* Exercise details: Every line that holds "title" should be shown.

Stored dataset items

================================

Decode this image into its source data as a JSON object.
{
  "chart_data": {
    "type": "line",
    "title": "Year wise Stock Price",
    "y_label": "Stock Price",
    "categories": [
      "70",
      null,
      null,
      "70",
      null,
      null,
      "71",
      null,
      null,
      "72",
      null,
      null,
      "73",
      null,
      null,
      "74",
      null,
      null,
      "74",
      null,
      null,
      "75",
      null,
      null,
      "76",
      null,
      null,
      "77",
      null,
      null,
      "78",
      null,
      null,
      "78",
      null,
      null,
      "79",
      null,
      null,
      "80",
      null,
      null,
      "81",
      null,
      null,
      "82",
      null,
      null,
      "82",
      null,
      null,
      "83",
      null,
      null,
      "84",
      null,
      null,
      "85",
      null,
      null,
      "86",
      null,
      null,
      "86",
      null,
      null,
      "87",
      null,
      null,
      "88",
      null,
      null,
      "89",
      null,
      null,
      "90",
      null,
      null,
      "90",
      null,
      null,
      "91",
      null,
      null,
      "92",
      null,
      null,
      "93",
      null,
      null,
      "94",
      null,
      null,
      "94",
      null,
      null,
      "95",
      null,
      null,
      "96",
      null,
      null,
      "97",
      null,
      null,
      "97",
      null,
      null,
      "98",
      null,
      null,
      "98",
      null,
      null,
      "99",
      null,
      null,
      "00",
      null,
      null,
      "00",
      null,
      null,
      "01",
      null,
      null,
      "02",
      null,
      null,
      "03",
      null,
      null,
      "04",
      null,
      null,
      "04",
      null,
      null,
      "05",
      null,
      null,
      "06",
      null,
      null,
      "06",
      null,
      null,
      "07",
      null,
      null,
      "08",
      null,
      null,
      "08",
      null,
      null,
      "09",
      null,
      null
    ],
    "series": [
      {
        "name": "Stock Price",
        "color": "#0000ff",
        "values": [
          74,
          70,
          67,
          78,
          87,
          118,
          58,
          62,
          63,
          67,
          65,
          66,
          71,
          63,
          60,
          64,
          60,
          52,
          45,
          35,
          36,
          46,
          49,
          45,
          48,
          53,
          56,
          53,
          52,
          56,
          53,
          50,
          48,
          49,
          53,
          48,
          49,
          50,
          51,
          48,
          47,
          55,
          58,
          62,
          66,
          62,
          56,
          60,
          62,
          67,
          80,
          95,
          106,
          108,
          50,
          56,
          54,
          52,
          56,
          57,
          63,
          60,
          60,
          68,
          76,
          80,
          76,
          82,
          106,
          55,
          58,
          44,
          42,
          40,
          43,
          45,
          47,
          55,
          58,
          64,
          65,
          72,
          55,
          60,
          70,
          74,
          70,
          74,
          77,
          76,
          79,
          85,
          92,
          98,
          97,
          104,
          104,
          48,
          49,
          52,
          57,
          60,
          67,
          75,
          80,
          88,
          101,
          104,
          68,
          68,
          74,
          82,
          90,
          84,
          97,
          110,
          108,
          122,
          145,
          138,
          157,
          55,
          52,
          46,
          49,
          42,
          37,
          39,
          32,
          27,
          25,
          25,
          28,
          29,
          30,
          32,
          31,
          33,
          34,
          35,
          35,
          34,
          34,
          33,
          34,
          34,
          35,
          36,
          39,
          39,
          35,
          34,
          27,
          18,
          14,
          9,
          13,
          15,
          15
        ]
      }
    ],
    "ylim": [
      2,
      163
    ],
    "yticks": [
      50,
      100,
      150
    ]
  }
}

================================

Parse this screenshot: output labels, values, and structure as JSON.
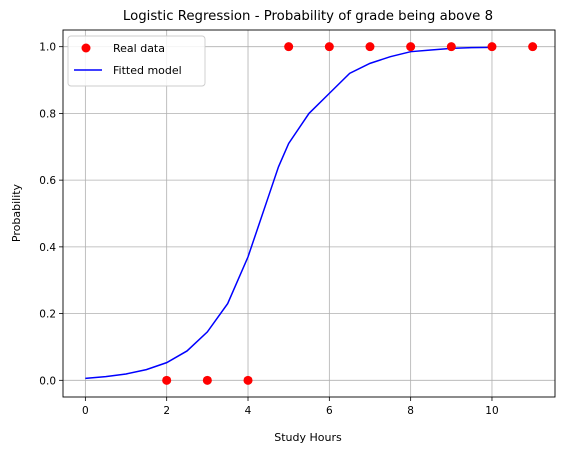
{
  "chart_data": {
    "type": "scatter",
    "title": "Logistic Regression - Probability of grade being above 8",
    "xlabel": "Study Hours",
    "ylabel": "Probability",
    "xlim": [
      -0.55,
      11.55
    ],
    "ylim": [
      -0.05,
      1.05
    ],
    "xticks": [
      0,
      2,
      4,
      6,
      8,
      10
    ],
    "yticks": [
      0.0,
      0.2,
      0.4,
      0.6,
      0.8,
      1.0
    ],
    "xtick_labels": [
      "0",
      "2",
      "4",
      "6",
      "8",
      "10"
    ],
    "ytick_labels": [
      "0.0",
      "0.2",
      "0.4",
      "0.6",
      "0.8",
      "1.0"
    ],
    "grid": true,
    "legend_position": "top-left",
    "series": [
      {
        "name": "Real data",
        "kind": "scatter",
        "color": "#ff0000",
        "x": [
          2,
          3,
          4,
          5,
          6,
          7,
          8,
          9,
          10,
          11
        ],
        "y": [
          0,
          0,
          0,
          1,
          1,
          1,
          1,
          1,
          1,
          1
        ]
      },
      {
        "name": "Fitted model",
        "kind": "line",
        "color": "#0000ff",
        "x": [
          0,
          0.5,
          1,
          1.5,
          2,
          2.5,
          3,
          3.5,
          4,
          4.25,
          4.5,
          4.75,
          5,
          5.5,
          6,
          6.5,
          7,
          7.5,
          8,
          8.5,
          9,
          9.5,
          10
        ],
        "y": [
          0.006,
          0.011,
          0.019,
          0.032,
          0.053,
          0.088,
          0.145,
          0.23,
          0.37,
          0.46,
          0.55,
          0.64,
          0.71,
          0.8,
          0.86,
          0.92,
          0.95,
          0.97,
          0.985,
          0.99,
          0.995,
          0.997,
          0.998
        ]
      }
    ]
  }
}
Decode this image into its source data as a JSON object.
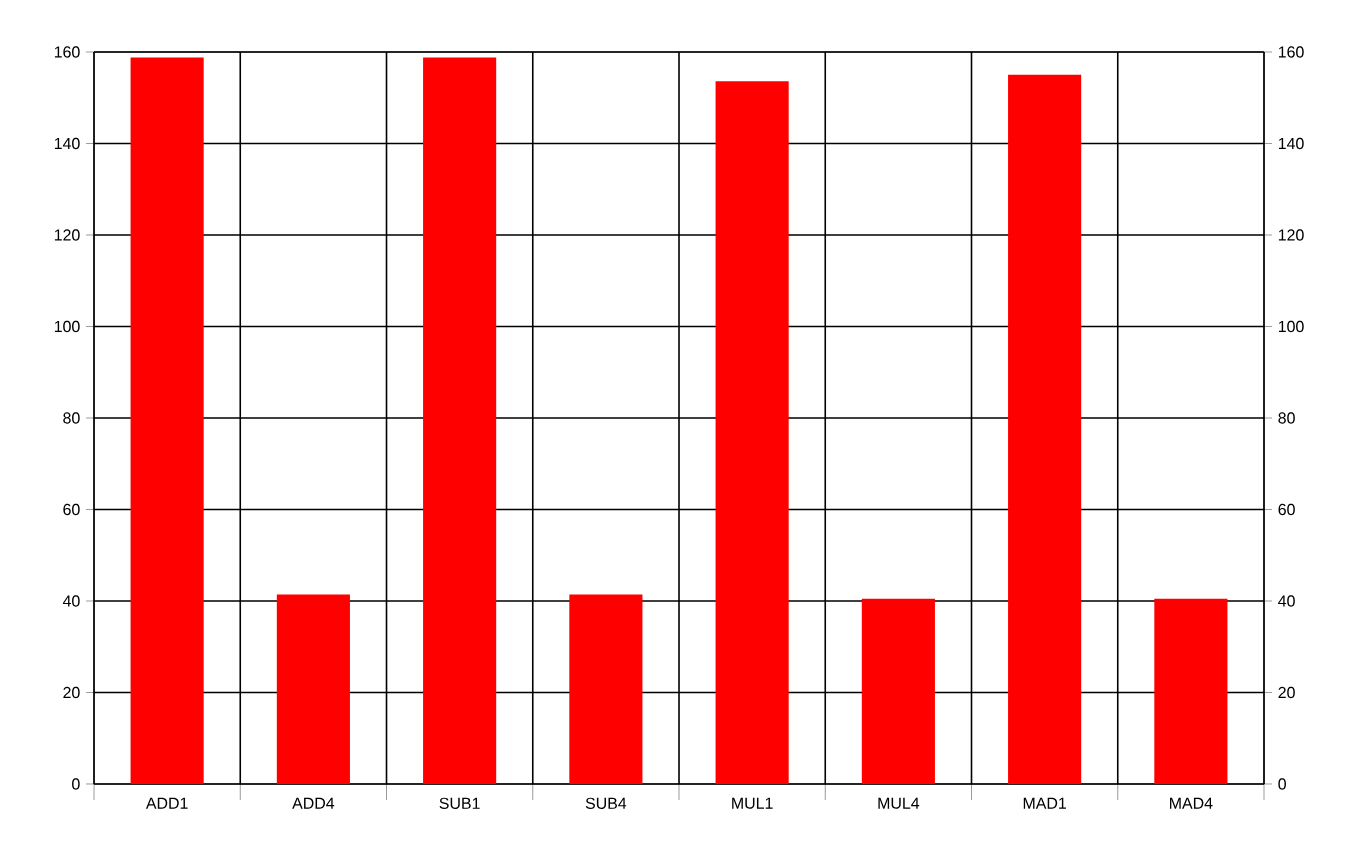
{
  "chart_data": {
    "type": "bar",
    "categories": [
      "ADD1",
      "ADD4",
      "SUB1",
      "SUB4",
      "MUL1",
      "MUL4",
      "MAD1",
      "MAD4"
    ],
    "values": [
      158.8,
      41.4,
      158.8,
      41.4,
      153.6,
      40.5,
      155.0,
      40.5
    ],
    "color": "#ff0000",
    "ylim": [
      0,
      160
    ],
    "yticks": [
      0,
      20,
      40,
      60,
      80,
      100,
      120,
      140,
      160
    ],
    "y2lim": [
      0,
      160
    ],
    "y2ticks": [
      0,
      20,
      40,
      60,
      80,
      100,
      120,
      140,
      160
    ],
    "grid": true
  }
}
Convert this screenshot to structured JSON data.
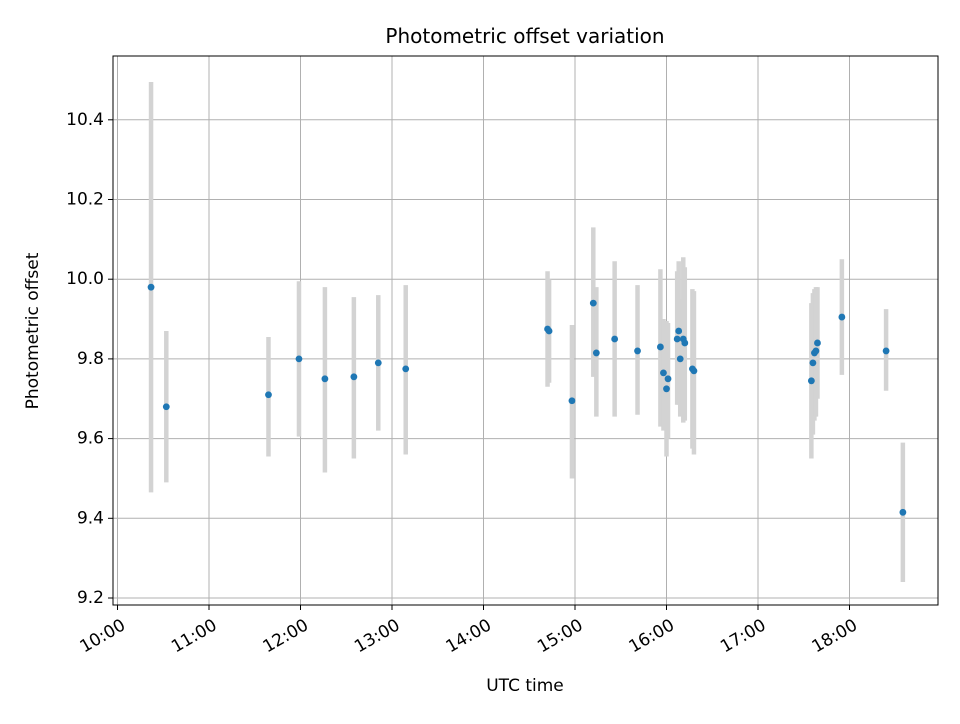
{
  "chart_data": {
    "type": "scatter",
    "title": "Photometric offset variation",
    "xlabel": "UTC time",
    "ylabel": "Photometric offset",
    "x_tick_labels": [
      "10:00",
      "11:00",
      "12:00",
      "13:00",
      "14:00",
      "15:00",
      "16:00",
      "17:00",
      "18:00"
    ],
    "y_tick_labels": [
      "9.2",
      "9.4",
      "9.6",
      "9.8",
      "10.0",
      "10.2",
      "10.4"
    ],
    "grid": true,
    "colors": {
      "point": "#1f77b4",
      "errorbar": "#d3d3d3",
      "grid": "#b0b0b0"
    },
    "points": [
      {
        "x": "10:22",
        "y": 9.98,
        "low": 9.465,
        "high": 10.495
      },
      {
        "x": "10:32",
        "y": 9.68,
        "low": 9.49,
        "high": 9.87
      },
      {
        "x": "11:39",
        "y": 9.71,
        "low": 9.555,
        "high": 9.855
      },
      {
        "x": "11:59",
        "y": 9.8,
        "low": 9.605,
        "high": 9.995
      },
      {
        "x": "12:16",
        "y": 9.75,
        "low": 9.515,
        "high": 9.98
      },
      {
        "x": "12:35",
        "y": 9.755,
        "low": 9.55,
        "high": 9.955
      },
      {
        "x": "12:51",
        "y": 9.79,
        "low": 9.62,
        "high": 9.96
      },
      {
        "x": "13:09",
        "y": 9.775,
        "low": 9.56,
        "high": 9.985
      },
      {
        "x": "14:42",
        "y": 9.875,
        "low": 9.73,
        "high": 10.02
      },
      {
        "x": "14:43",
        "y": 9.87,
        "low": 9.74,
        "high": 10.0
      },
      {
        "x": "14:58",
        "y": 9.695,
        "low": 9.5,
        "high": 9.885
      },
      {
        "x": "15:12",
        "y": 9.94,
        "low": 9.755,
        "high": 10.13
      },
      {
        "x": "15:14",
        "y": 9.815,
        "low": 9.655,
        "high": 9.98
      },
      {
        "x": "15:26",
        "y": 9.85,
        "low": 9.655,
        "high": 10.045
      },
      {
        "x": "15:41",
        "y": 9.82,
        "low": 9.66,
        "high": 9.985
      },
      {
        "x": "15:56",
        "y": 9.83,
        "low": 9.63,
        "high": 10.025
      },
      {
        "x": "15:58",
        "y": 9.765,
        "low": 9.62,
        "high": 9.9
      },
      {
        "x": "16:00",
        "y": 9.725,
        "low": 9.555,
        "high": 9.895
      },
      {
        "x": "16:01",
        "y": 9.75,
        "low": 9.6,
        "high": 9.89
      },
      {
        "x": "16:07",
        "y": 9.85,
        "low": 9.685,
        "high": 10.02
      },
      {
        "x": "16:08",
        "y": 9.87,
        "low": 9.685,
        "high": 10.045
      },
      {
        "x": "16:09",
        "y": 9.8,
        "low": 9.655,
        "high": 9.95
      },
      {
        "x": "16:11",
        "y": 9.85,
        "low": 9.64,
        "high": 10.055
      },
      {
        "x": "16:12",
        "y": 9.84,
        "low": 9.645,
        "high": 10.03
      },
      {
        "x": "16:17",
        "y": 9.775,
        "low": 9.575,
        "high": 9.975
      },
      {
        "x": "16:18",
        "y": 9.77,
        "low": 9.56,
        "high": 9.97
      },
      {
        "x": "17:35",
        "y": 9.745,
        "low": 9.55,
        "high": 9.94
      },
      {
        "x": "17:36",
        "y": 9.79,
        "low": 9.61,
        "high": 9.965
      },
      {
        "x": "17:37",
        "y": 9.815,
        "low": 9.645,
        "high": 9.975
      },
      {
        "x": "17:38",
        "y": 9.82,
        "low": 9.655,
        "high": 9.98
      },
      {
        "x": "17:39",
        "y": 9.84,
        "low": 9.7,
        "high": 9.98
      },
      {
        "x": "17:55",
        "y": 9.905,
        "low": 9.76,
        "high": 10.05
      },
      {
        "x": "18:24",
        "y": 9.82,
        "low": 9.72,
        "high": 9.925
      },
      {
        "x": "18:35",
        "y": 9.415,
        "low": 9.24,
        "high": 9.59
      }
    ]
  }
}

================================

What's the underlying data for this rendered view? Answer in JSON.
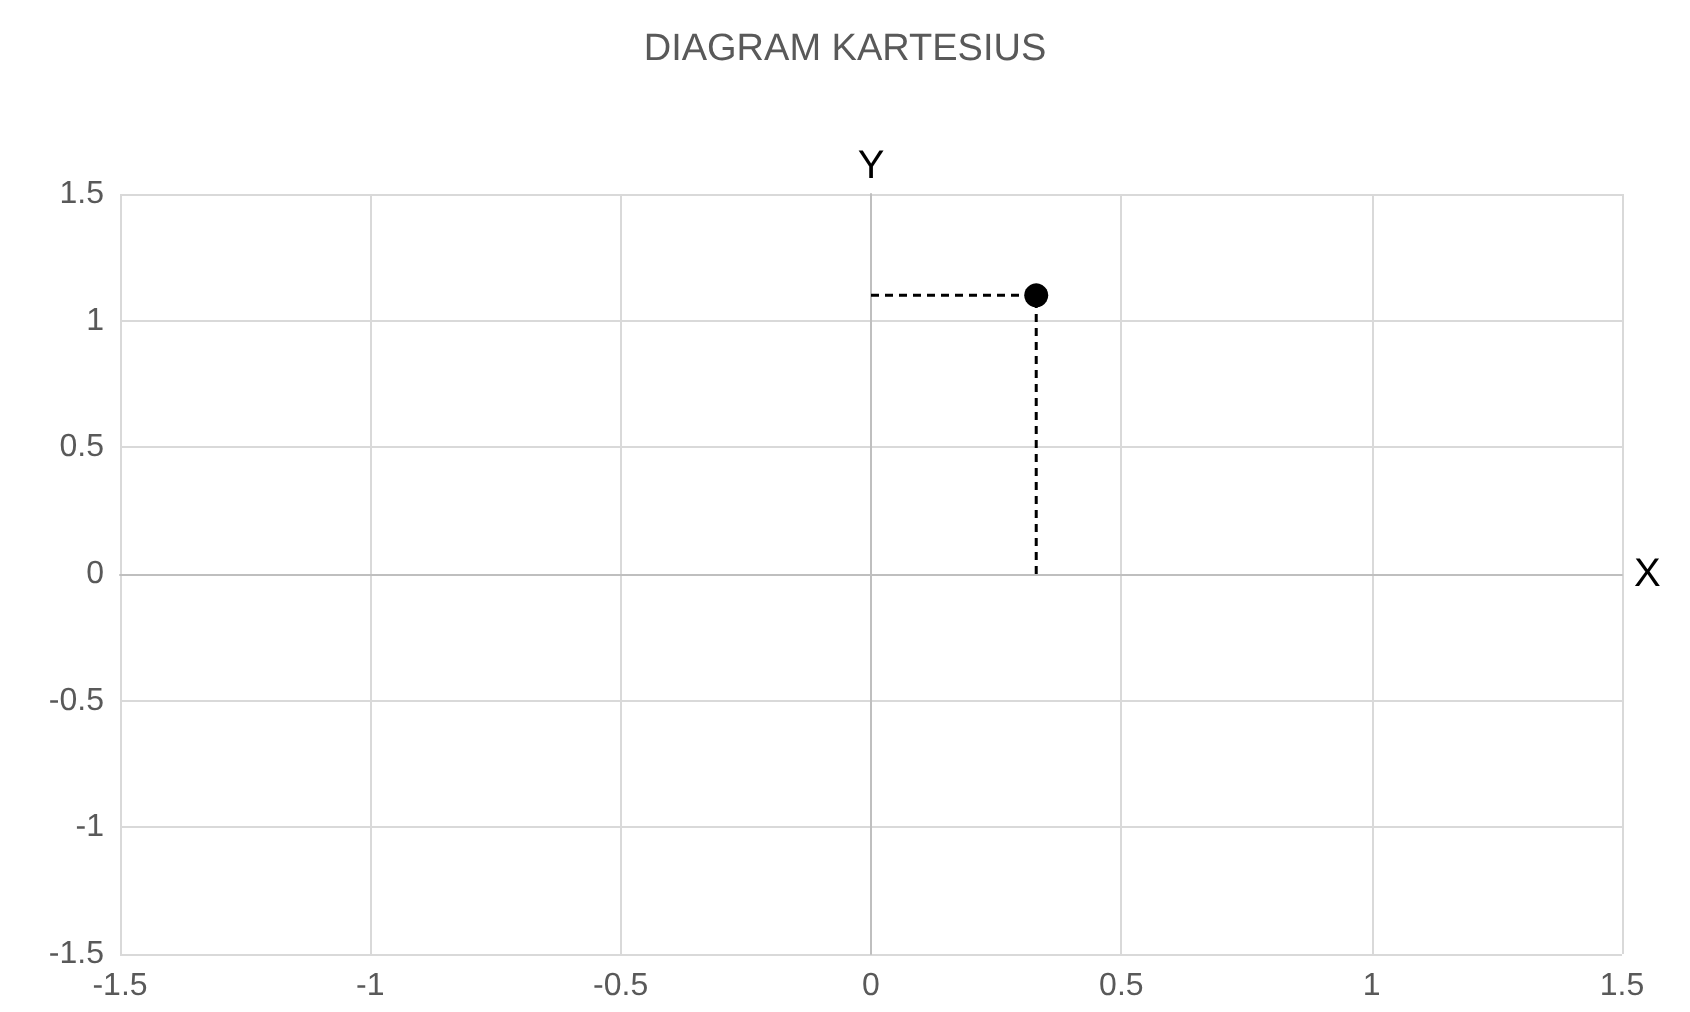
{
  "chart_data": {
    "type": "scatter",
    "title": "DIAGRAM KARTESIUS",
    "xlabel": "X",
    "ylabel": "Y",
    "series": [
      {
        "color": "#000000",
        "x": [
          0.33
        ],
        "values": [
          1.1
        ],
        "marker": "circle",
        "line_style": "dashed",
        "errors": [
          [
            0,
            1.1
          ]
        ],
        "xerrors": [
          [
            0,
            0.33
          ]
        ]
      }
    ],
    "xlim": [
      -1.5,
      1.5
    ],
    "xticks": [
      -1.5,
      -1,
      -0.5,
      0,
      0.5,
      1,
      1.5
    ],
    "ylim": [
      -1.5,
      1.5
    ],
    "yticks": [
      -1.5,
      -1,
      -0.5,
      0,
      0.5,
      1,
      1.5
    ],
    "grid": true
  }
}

================================

* The result:
    "title": "Year wise Stock Price",
    "title": "Logistic Regression - Probability of grade being above 8",
    "title": "Photometric offset variation",
    "title": "DIAGRAM KARTESIUS",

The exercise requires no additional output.